- _INPUT DATA_:
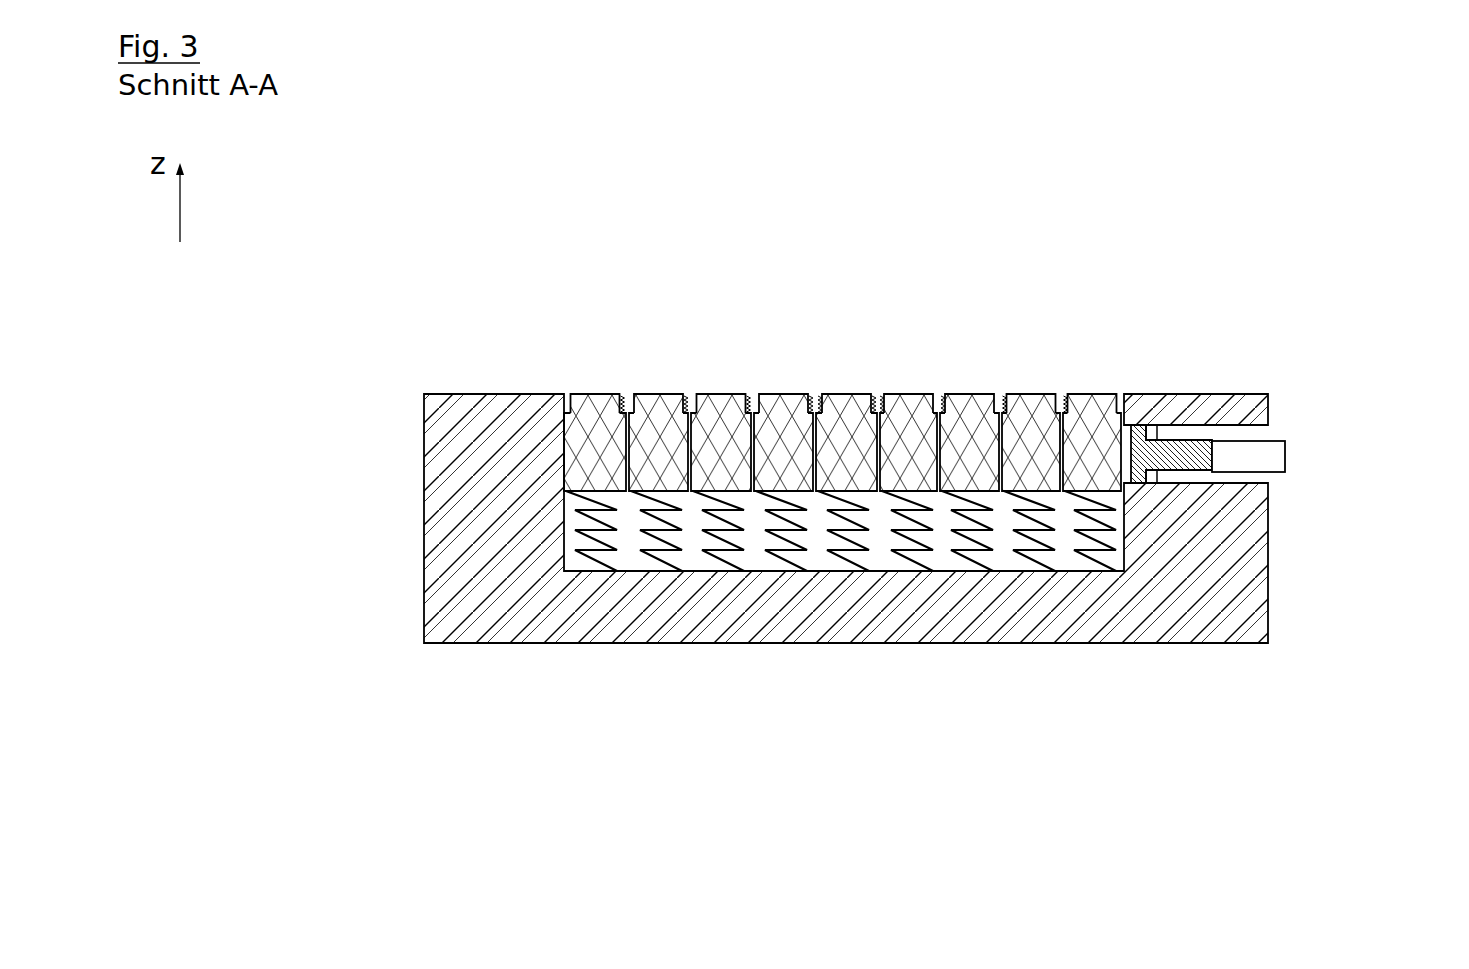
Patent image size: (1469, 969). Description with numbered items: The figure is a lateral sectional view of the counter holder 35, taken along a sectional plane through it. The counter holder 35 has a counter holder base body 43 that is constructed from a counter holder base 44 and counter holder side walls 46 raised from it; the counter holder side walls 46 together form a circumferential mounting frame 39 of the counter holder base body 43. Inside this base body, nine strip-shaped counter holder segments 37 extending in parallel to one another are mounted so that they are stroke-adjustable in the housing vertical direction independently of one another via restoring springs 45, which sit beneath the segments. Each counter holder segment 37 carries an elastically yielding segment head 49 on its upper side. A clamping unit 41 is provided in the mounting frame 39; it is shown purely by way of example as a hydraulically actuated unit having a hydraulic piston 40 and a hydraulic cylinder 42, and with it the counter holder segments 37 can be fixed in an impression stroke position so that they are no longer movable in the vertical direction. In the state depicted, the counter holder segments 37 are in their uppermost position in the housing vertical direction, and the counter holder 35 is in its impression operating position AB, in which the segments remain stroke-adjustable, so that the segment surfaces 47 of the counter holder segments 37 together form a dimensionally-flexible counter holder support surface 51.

The counter holder 35 is at (485, 325).
The counter holder segment 37 is at (797, 470).
The mounting frame 39 is at (846, 629).
The hydraulic piston 40 is at (1173, 436).
The clamping unit 41 is at (1390, 402).
The hydraulic cylinder 42 is at (1285, 455).
The counter holder base body 43 is at (608, 848).
The counter holder base 44 is at (503, 620).
The restoring spring 45 is at (972, 560).
The counter holder side wall 46 is at (462, 480).
The segment surface 47 is at (847, 392).
The segment head 49 is at (604, 394).
The counter holder support surface 51 is at (843, 288).
The impression operating position AB is at (1090, 352).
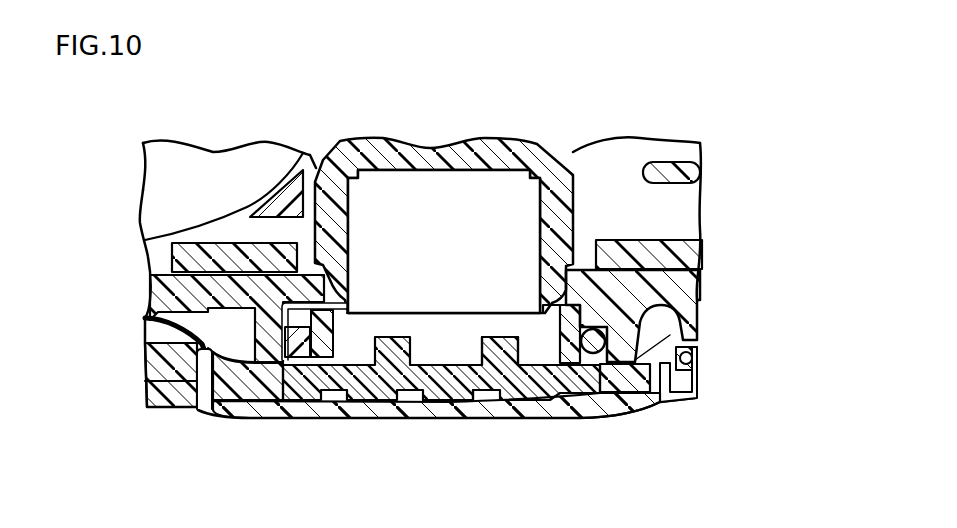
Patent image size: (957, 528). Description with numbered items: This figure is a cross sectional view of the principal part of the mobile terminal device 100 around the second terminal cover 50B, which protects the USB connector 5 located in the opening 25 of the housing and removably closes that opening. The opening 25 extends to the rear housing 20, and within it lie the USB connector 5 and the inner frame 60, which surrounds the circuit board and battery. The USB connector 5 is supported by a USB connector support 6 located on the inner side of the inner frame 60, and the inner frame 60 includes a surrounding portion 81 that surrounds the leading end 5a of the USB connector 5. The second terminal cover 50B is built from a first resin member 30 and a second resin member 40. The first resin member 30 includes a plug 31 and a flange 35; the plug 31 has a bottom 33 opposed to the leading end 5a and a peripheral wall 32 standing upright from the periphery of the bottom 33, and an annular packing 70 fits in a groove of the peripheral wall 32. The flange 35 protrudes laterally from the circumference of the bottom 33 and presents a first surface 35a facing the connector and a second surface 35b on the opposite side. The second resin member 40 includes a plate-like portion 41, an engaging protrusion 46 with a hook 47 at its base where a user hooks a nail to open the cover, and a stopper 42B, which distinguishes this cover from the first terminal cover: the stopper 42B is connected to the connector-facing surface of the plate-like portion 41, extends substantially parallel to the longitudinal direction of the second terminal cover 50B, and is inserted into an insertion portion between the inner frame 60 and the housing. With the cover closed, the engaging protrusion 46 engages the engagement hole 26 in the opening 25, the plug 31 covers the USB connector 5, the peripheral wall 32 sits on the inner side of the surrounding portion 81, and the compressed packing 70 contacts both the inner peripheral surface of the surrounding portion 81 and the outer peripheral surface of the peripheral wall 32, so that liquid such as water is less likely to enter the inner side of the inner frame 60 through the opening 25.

The mobile terminal device 100 is at (749, 81).
The USB connector 5 is at (411, 195).
The leading end of USB connector 5a is at (467, 315).
The USB connector support 6 is at (470, 160).
The inner frame 60 is at (682, 289).
The engaging protrusion 46 is at (670, 335).
The hook 47 is at (678, 378).
The engagement hole 26 is at (670, 357).
The stopper 42B is at (180, 323).
The rear housing 20 is at (165, 395).
The opening 25 is at (203, 368).
The surrounding portion 81 is at (283, 355).
The second surface 35b is at (278, 400).
The first surface 35a is at (287, 363).
The second terminal cover 50B is at (355, 470).
The first resin member 30 is at (378, 377).
The second resin member 40 is at (421, 420).
The plate-like portion 41 is at (446, 410).
The plug 31 is at (502, 470).
The bottom 33 is at (523, 387).
The peripheral wall 32 is at (570, 347).
The packing 70 is at (597, 343).
The flange 35 is at (633, 390).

- _DIRECTIONS_:
Count the lines in the data above that contain the string "piston", treating uppercase and lowercase as different. Reply with the number only.

- _EXERCISE OUTPUT_:
2